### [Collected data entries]
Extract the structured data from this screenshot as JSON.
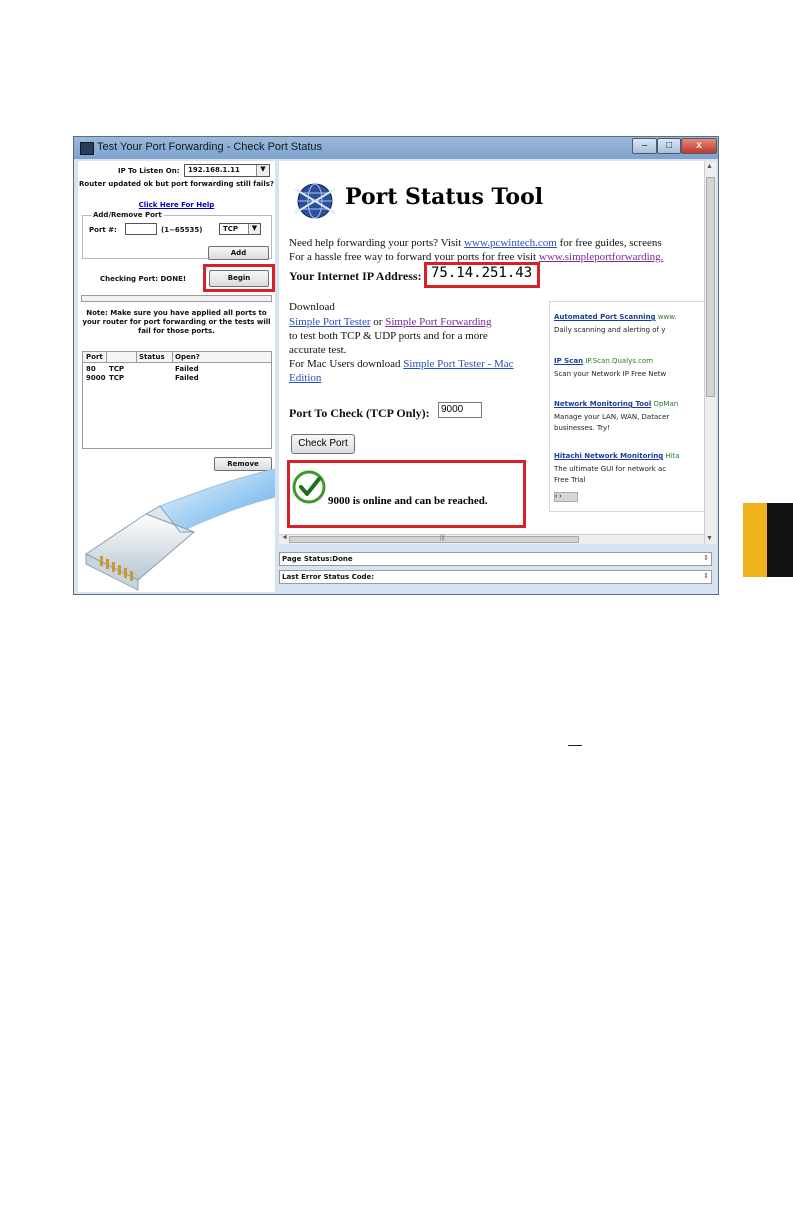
{
  "window": {
    "title": "Test Your Port Forwarding - Check Port Status",
    "min_glyph": "–",
    "max_glyph": "□",
    "close_glyph": "x"
  },
  "left_panel": {
    "ip_label": "IP To Listen On:",
    "ip_value": "192.168.1.11",
    "router_msg": "Router updated ok but port forwarding still fails?",
    "help_link": "Click Here For Help",
    "group_title": "Add/Remove Port",
    "port_label": "Port #:",
    "port_value": "",
    "port_range": "(1~65535)",
    "protocol_value": "TCP",
    "add_label": "Add",
    "checking_status": "Checking Port: DONE!",
    "begin_label": "Begin",
    "note": "Note: Make sure you have applied all ports to your router for port forwarding or the tests will fail for those ports.",
    "table": {
      "headers": [
        "Port",
        "",
        "Status",
        "Open?"
      ],
      "rows": [
        {
          "port": "80",
          "proto": "TCP",
          "status": "",
          "open": "Failed"
        },
        {
          "port": "9000",
          "proto": "TCP",
          "status": "",
          "open": "Failed"
        }
      ]
    },
    "remove_label": "Remove"
  },
  "browser": {
    "brand_title": "Port Status Tool",
    "help_line1_prefix": "Need help forwarding your ports? Visit ",
    "help_line1_link": "www.pcwintech.com",
    "help_line1_suffix": " for free guides, screens",
    "help_line2_prefix": "For a hassle free way to forward your ports for free visit ",
    "help_line2_link": "www.simpleportforwarding.",
    "ip_label": "Your Internet IP Address:",
    "ip_value": "75.14.251.43",
    "download_label": "Download",
    "download_link1": "Simple Port Tester",
    "download_or": " or ",
    "download_link2": "Simple Port Forwarding",
    "download_line3": "to test both TCP & UDP ports and for a more",
    "download_line4": "accurate test.",
    "mac_prefix": "For Mac Users download ",
    "mac_link_a": "Simple Port Tester - Mac",
    "mac_link_b": "Edition",
    "port_check_label": "Port To Check (TCP Only):",
    "port_check_value": "9000",
    "check_button": "Check Port",
    "result_text": "9000 is online and can be reached.",
    "ads": [
      {
        "title": "Automated Port Scanning",
        "url": "www.",
        "desc1": "Daily scanning and alerting of y",
        "desc2": ""
      },
      {
        "title": "IP Scan",
        "url": "IP.Scan.Qualys.com",
        "desc1": "Scan your Network IP Free Netw",
        "desc2": ""
      },
      {
        "title": "Network Monitoring Tool",
        "url": "OpMan",
        "desc1": "Manage your LAN, WAN, Datacer",
        "desc2": "businesses. Try!"
      },
      {
        "title": "Hitachi Network Monitoring",
        "url": "Hita",
        "desc1": "The ultimate GUI for network ac",
        "desc2": "Free Trial"
      }
    ],
    "ad_nav": "‹ ›"
  },
  "status": {
    "page_status": "Page Status:Done",
    "last_error": "Last Error Status Code:"
  },
  "colors": {
    "highlight": "#d52127",
    "page_tab": "#f1b31c",
    "link": "#2a4fbf",
    "visited_link": "#7a2b96"
  },
  "icons": [
    "app-icon",
    "globe-icon",
    "checkmark-icon",
    "ethernet-cable-icon",
    "dropdown-arrow-icon",
    "scroll-arrow-icon"
  ]
}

### [Exercise details]
Every line that holds the word "arrow" counts once; state the total number of such lines and nothing else.

### [Result below]
2